WHAT YOU WILL DO:
(1) Revise the text on the history of the wife from "Up until quite" up to and including "at Stanford University.", changing "quid pro quo" to "give-and-take".
(2) Answer these questions from the text on the history of the wife.
(a) What is the listed price of Yalom's book?
(b) At which institute is Yalom a senior scholar?
(c) What were medieval wives expected to do?

SUPPLIED TEXT:
......
From biblical times to the 20th Century, being a wife was the best–and many times the only–career a girl could hope for. It was one that was sometimes rewarding, sometimes punishing, but almost always very hard work.

With wifehood at something of a crossroads now, gender studies scholar Marilyn Yalom set about to trace the evolution of what is arguably the most defining and enduring role in women’s history. She packed her findings into a 441-page book titled “A History of the Wife” (HarperCollins, $30).

At its most basic, she concludes, matrimony has for centuries been equal parts fairy tale and business deal: One day a young woman’s prince would come to take her from her parents and, in exchange for her domestic, sexual and mothering services, provide her with shelter and support for the rest of their days.

Up until quite recently, that was the quid pro quo of marriage, says Yalom, whose book begins with the biblical, Greek and Roman ancients and ends with the story of Bill and Hillary Clinton. And that publicly sanctioned and privately executed bargain is what for so long relegated wives to the so-called “sphere of domesticity,” a world of babies, laundry, cooking and cleaning.

“The domestic role has been a [wife’s] role since time immemorial,” Yalom says, speaking from her home in Palo Alto, Calif., where she is a senior scholar at the Institute for Women and Gender at Stanford University.

Since a bride first crossed the threshold, work has been an integral part of what it means to be a man’s female partner, even while the emphasis of the work has changed. Eve was commanded to be “fruitful and multiply,” medieval wives were expected to tend livestock, spin and sew, and modern wives hold outside jobs while still performing the greatest share of housekeeping and mothering duties.
......
Records from a data source
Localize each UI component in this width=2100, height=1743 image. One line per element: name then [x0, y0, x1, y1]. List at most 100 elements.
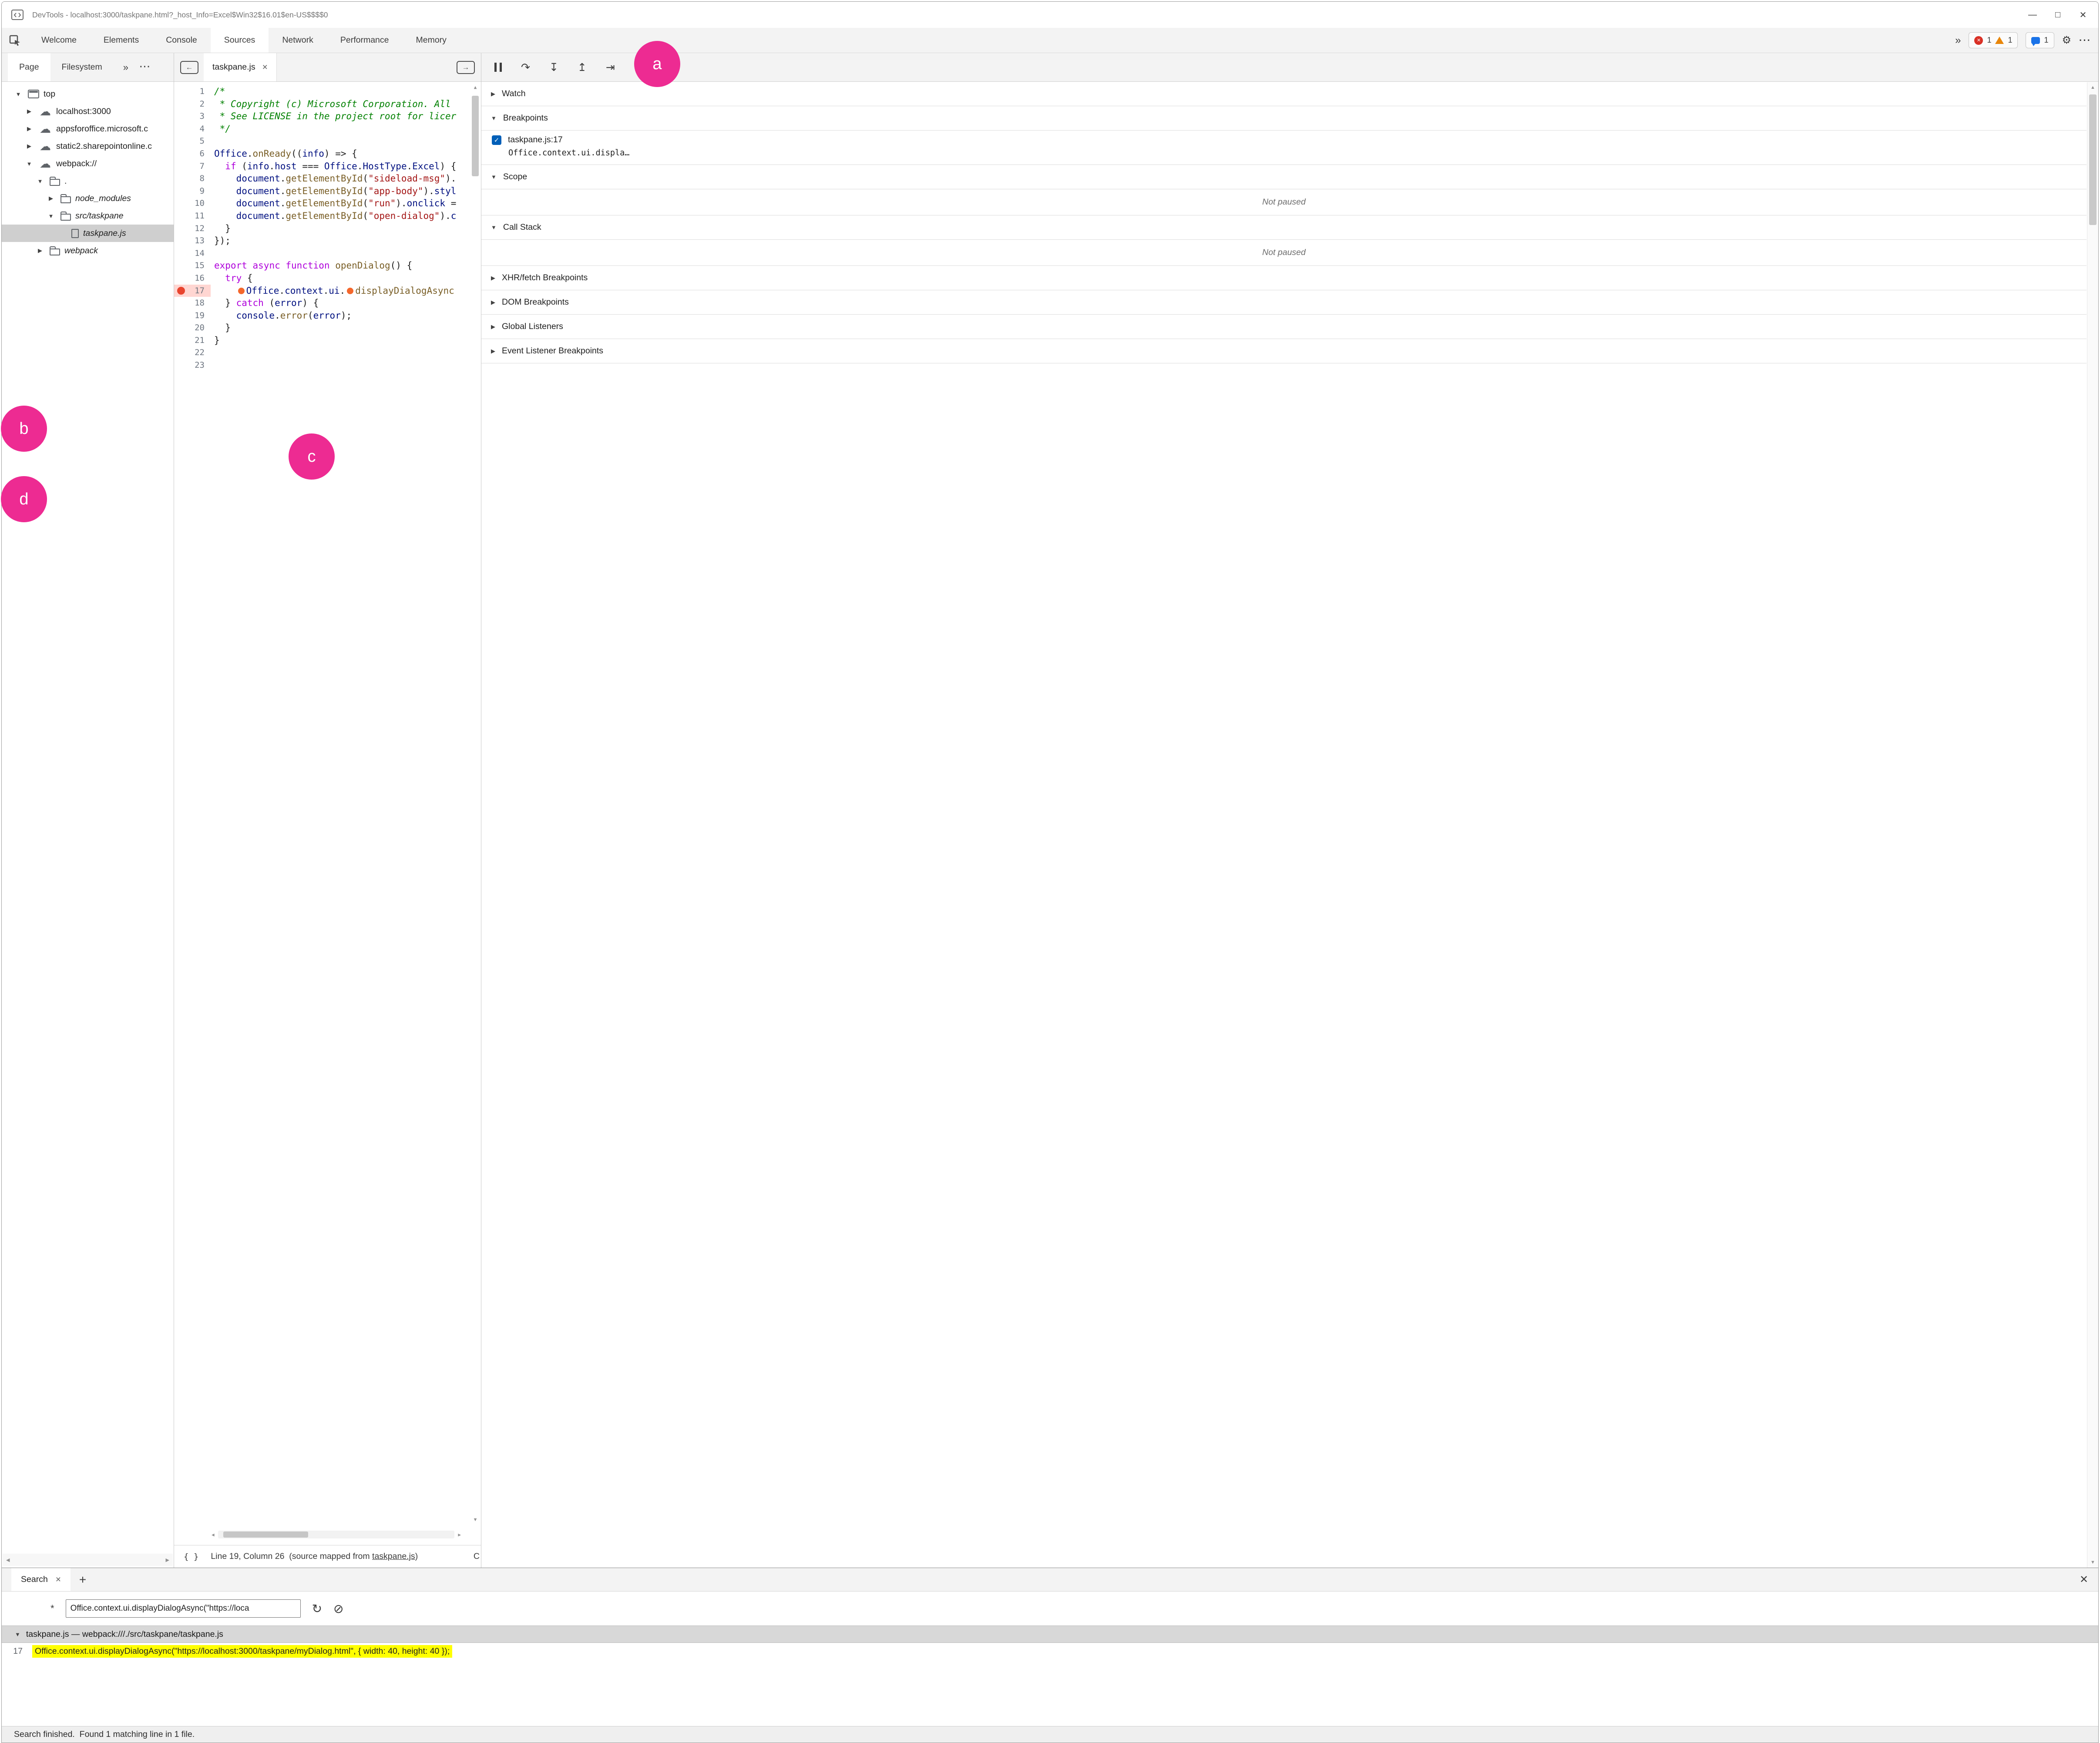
tree-item-appsforoffice-microsoft-c[interactable]: ▶ ☁ appsforoffice.microsoft.c — [2, 120, 174, 138]
tab-network[interactable]: Network — [269, 28, 327, 53]
line-number[interactable]: 14 — [174, 247, 211, 260]
line-number[interactable]: 6 — [174, 148, 211, 160]
tab-console[interactable]: Console — [152, 28, 211, 53]
scroll-left-icon[interactable]: ◀ — [6, 1557, 10, 1563]
line-number[interactable]: 21 — [174, 334, 211, 347]
line-number[interactable]: 10 — [174, 197, 211, 210]
navigator-more-options-icon[interactable]: ··· — [140, 62, 151, 72]
navigator-horizontal-scrollbar[interactable]: ◀ ▶ — [3, 1554, 173, 1566]
search-file-header[interactable]: ▼ taskpane.js — webpack:///./src/taskpan… — [2, 1625, 2098, 1643]
toolbar-more-options-icon[interactable]: ··· — [2079, 35, 2091, 46]
search-tab[interactable]: Search × — [11, 1568, 71, 1591]
scroll-up-icon[interactable]: ▲ — [470, 84, 480, 90]
scroll-right-icon[interactable]: ▶ — [166, 1557, 169, 1563]
line-number[interactable]: 22 — [174, 346, 211, 359]
step-out-icon[interactable]: ↥ — [578, 61, 587, 74]
inspect-element-icon[interactable] — [2, 28, 28, 53]
editor-vertical-scrollbar[interactable]: ▲ ▼ — [470, 84, 480, 1522]
tab-welcome[interactable]: Welcome — [28, 28, 90, 53]
scrollbar-track[interactable] — [218, 1531, 455, 1538]
pause-icon[interactable] — [494, 63, 502, 72]
breakpoint-entry[interactable]: ✓ taskpane.js:17 Office.context.ui.displa… — [481, 131, 2087, 165]
step-over-icon[interactable]: ↷ — [521, 61, 530, 74]
line-number[interactable]: 5 — [174, 135, 211, 148]
search-result-row[interactable]: 17 Office.context.ui.displayDialogAsync(… — [2, 1643, 2098, 1659]
chevron-right-icon[interactable]: ▶ — [46, 195, 56, 202]
scroll-right-icon[interactable]: ▶ — [458, 1532, 461, 1538]
tree-item-top[interactable]: ▼ top — [2, 85, 174, 103]
scrollbar-thumb[interactable] — [223, 1531, 308, 1538]
line-number[interactable]: 15 — [174, 259, 211, 272]
close-icon[interactable]: × — [262, 62, 268, 73]
line-number[interactable]: 11 — [174, 210, 211, 222]
editor-tab-taskpane-js[interactable]: taskpane.js × — [204, 53, 277, 81]
scroll-left-icon[interactable]: ◀ — [212, 1532, 215, 1538]
tab-performance[interactable]: Performance — [327, 28, 403, 53]
line-number[interactable]: 20 — [174, 322, 211, 334]
inline-breakpoint-icon[interactable] — [347, 287, 354, 294]
line-number[interactable]: 13 — [174, 235, 211, 247]
tree-item-static2-sharepointonline-c[interactable]: ▶ ☁ static2.sharepointonline.c — [2, 138, 174, 155]
section-breakpoints[interactable]: ▼ Breakpoints — [481, 106, 2087, 131]
code-editor[interactable]: 1/* 2 * Copyright (c) Microsoft Corporati… — [174, 82, 481, 1545]
tab-elements[interactable]: Elements — [90, 28, 152, 53]
search-input[interactable] — [65, 1599, 301, 1618]
show-debugger-icon[interactable]: → — [457, 60, 475, 74]
scroll-down-icon[interactable]: ▼ — [2087, 1560, 2098, 1565]
chevron-down-icon[interactable]: ▼ — [35, 178, 45, 185]
refresh-icon[interactable]: ↻ — [312, 1602, 322, 1616]
scroll-up-icon[interactable]: ▲ — [2087, 85, 2098, 90]
tree-item-webpack[interactable]: ▼ ☁ webpack:// — [2, 155, 174, 172]
chevron-down-icon[interactable]: ▼ — [13, 91, 24, 97]
minimize-button[interactable]: — — [2020, 5, 2045, 25]
editor-horizontal-scrollbar[interactable]: ◀ ▶ — [212, 1529, 461, 1540]
line-number[interactable]: 23 — [174, 359, 211, 372]
mapped-file-link[interactable]: taskpane.js — [372, 1552, 415, 1561]
line-number[interactable]: 2 — [174, 98, 211, 111]
tree-item-src-taskpane[interactable]: ▼ src/taskpane — [2, 207, 174, 225]
issues-badge[interactable]: 1 — [2026, 32, 2054, 48]
new-search-tab-icon[interactable]: + — [71, 1568, 95, 1591]
console-status-badges[interactable]: ✕ 1 1 — [1969, 32, 2018, 48]
tab-memory[interactable]: Memory — [402, 28, 460, 53]
chevron-right-icon[interactable]: ▶ — [24, 108, 34, 115]
section-global-listeners[interactable]: ▶ Global Listeners — [481, 315, 2087, 339]
line-number[interactable]: 18 — [174, 297, 211, 309]
line-number[interactable]: 17 — [174, 284, 211, 297]
close-search-panel-icon[interactable]: ✕ — [2070, 1568, 2098, 1591]
section-scope[interactable]: ▼ Scope — [481, 165, 2087, 189]
close-button[interactable]: ✕ — [2070, 5, 2096, 25]
chevron-down-icon[interactable]: ▼ — [24, 161, 34, 167]
close-icon[interactable]: × — [56, 1575, 61, 1585]
tab-sources[interactable]: Sources — [210, 28, 269, 53]
line-number[interactable]: 7 — [174, 160, 211, 173]
tree-item-node[interactable]: ▼. — [2, 172, 174, 190]
inline-breakpoint-icon[interactable] — [238, 287, 245, 294]
section-dom-breakpoints[interactable]: ▶ DOM Breakpoints — [481, 290, 2087, 315]
checkbox-checked-icon[interactable]: ✓ — [492, 135, 501, 145]
more-tabs-icon[interactable]: » — [1955, 34, 1961, 47]
line-number[interactable]: 8 — [174, 172, 211, 185]
maximize-button[interactable]: □ — [2045, 5, 2070, 25]
line-number[interactable]: 19 — [174, 309, 211, 322]
chevron-right-icon[interactable]: ▶ — [24, 125, 34, 132]
line-number[interactable]: 1 — [174, 85, 211, 98]
debugger-vertical-scrollbar[interactable]: ▲ ▼ — [2087, 82, 2098, 1568]
navigator-more-tabs-icon[interactable]: » — [123, 62, 128, 73]
step-into-icon[interactable]: ↧ — [549, 61, 558, 74]
section-watch[interactable]: ▶ Watch — [481, 82, 2087, 106]
chevron-down-icon[interactable]: ▼ — [46, 213, 56, 219]
navigator-tab-page[interactable]: Page — [8, 53, 50, 81]
chevron-right-icon[interactable]: ▶ — [35, 247, 45, 254]
tree-item-node-modules[interactable]: ▶ node_modules — [2, 190, 174, 207]
breakpoint-icon[interactable] — [177, 286, 185, 295]
scrollbar-thumb[interactable] — [2089, 94, 2097, 225]
clear-icon[interactable]: ⊘ — [333, 1602, 343, 1616]
show-navigator-icon[interactable]: ← — [180, 60, 198, 74]
section-event-listener-breakpoints[interactable]: ▶ Event Listener Breakpoints — [481, 339, 2087, 363]
line-number[interactable]: 9 — [174, 185, 211, 198]
scrollbar-thumb[interactable] — [472, 96, 479, 176]
navigator-tab-filesystem[interactable]: Filesystem — [50, 53, 114, 81]
line-number[interactable]: 3 — [174, 110, 211, 123]
pretty-print-icon[interactable]: { } — [184, 1552, 198, 1562]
......
EXERCISE RESULTS:
(1)
Up until quite recently, that was the give-and-take of marriage, says Yalom, whose book begins with the biblical, Greek and Roman ancients and ends with the story of Bill and Hillary Clinton. And that publicly sanctioned and privately executed bargain is what for so long relegated wives to the so-called “sphere of domesticity,” a world of babies, laundry, cooking and cleaning.

“The domestic role has been a [wife’s] role since time immemorial,” Yalom says, speaking from her home in Palo Alto, Calif., where she is a senior scholar at the Institute for Women and Gender at Stanford University.

(2)
(a) $30
(b) The Institute for Women and Gender at Stanford University
(c) Tend livestock, spin and sew